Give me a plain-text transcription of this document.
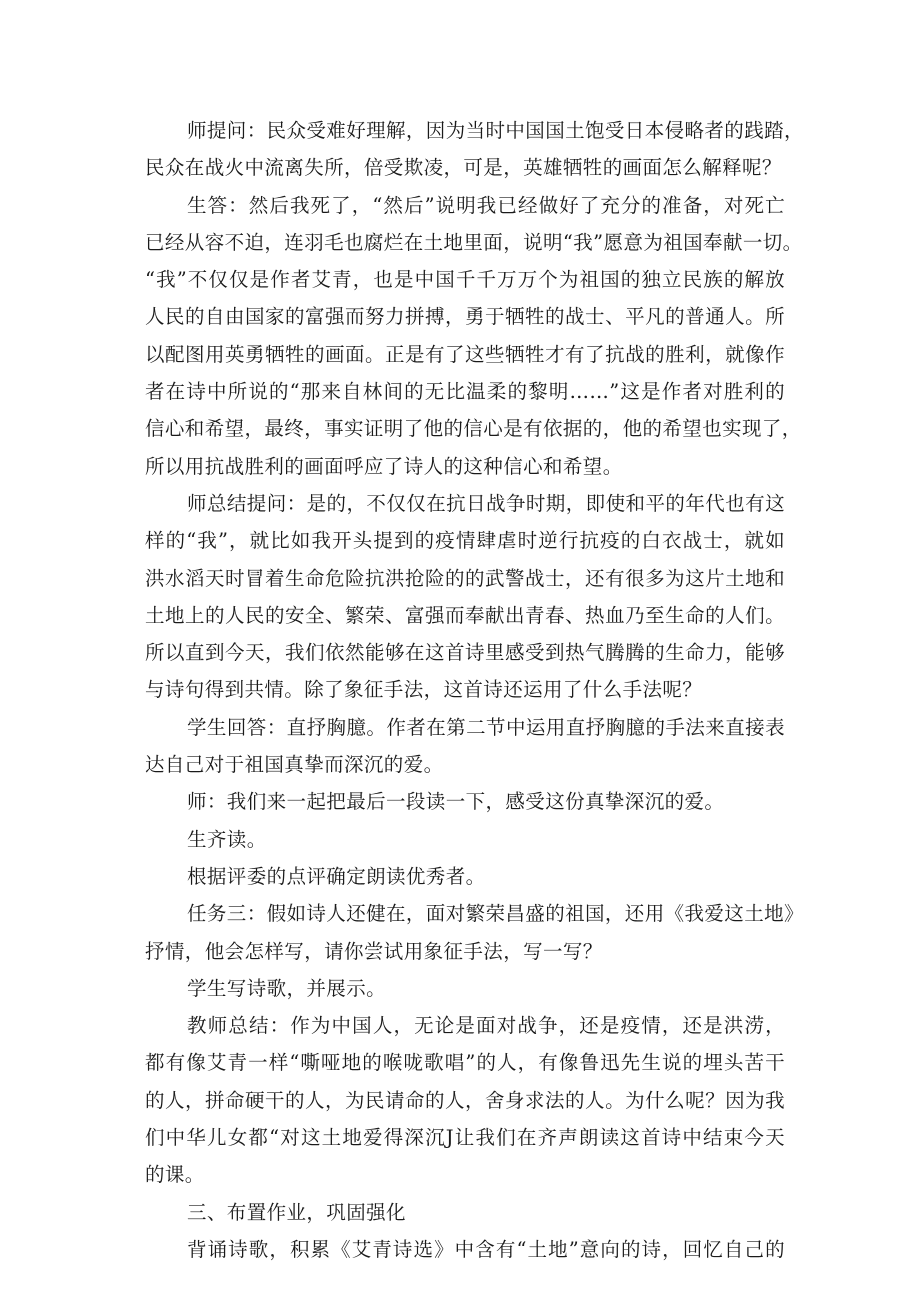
师提问：民众受难好理解，因为当时中国国土饱受日本侵略者的践踏，
民众在战火中流离失所，倍受欺凌，可是，英雄牺牲的画面怎么解释呢？
生答：然后我死了，“然后”说明我已经做好了充分的准备，对死亡
已经从容不迫，连羽毛也腐烂在土地里面，说明“我”愿意为祖国奉献一切。
“我”不仅仅是作者艾青，也是中国千千万万个为祖国的独立民族的解放
人民的自由国家的富强而努力拼搏，勇于牺牲的战士、平凡的普通人。所
以配图用英勇牺牲的画面。正是有了这些牺牲才有了抗战的胜利，就像作
者在诗中所说的“那来自林间的无比温柔的黎明……”这是作者对胜利的
信心和希望，最终，事实证明了他的信心是有依据的，他的希望也实现了，
所以用抗战胜利的画面呼应了诗人的这种信心和希望。
师总结提问：是的，不仅仅在抗日战争时期，即使和平的年代也有这
样的“我”，就比如我开头提到的疫情肆虐时逆行抗疫的白衣战士，就如
洪水滔天时冒着生命危险抗洪抢险的的武警战士，还有很多为这片土地和
土地上的人民的安全、繁荣、富强而奉献出青春、热血乃至生命的人们。
所以直到今天，我们依然能够在这首诗里感受到热气腾腾的生命力，能够
与诗句得到共情。除了象征手法，这首诗还运用了什么手法呢？
学生回答：直抒胸臆。作者在第二节中运用直抒胸臆的手法来直接表
达自己对于祖国真挚而深沉的爱。
师：我们来一起把最后一段读一下，感受这份真挚深沉的爱。
生齐读。
根据评委的点评确定朗读优秀者。
任务三：假如诗人还健在，面对繁荣昌盛的祖国，还用《我爱这土地》
抒情，他会怎样写，请你尝试用象征手法，写一写？
学生写诗歌，并展示。
教师总结：作为中国人，无论是面对战争，还是疫情，还是洪涝，
都有像艾青一样“嘶哑地的喉咙歌唱”的人，有像鲁迅先生说的埋头苦干
的人，拼命硬干的人，为民请命的人，舍身求法的人。为什么呢？因为我
们中华儿女都“对这土地爱得深沉J让我们在齐声朗读这首诗中结束今天
的课。
三、布置作业，巩固强化
背诵诗歌，积累《艾青诗选》中含有“土地”意向的诗，回忆自己的
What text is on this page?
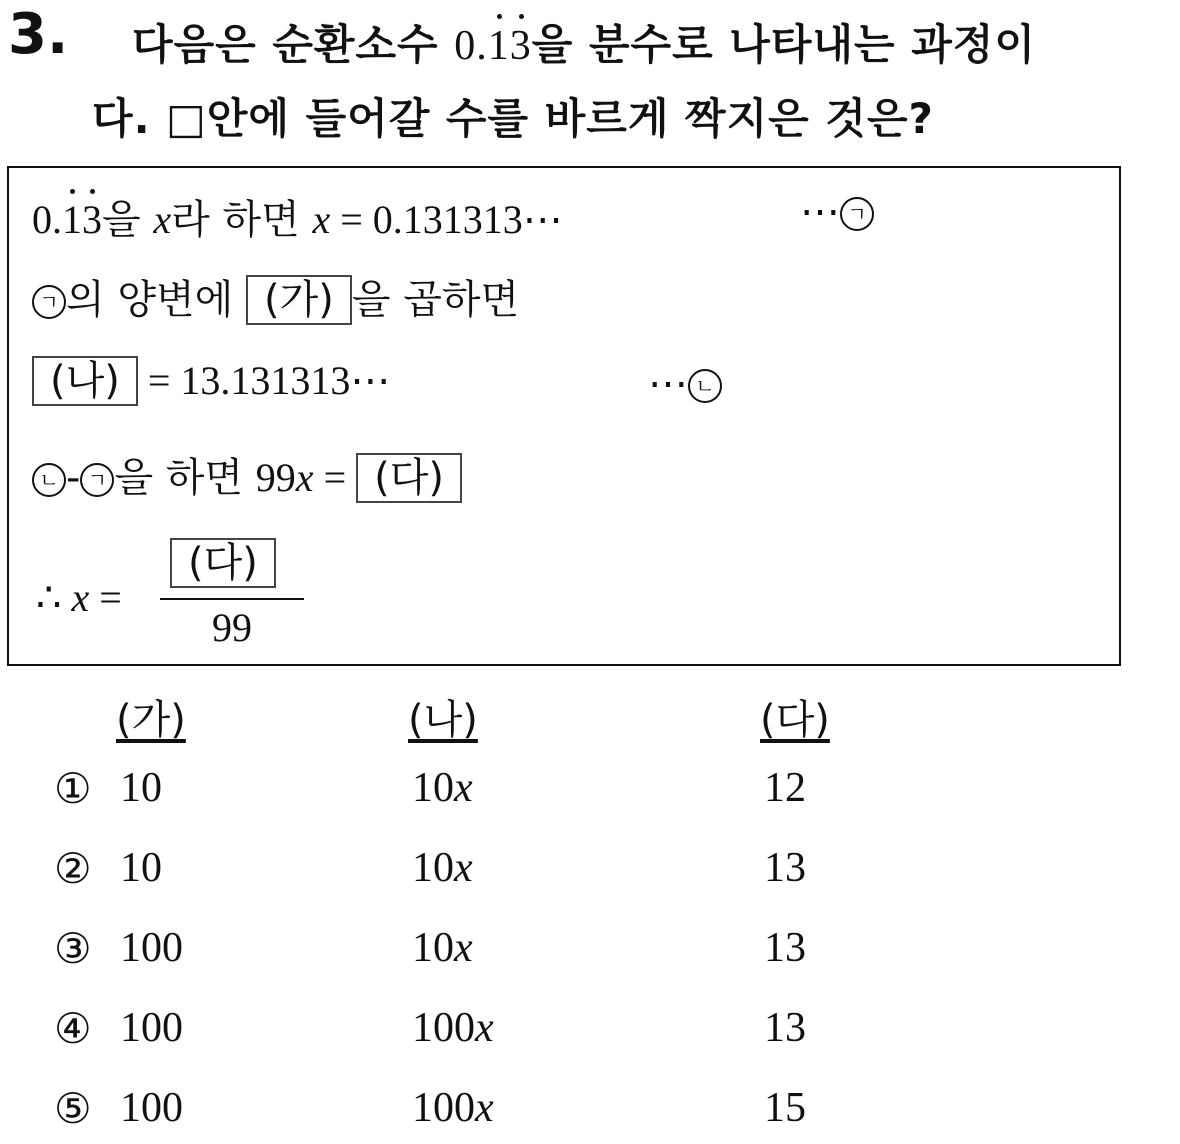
3. 다음은 순환소수 0.13을 분수로 나타내는 과정이
다. □안에 들어갈 수를 바르게 짝지은 것은?
0.13을 x라 하면 x = 0.131313⋯	⋯ ㄱ
ㄱ 의 양변에 (가) 을 곱하면
(나) = 13.131313⋯	⋯ ㄴ
ㄴ - ㄱ 을 하면 99x = (다)
∴ x =
(다)
99
(가)	(나)	(다)
① 10	10x	12
② 10	10x	13
③ 100	10x	13
④ 100	100x	13
⑤ 100	100x	15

SHORT TASK: Search the entries for the word "text" and copy every line that has it.

RESULT:
Give me a plain-text transcription of this document.
What text is on this page?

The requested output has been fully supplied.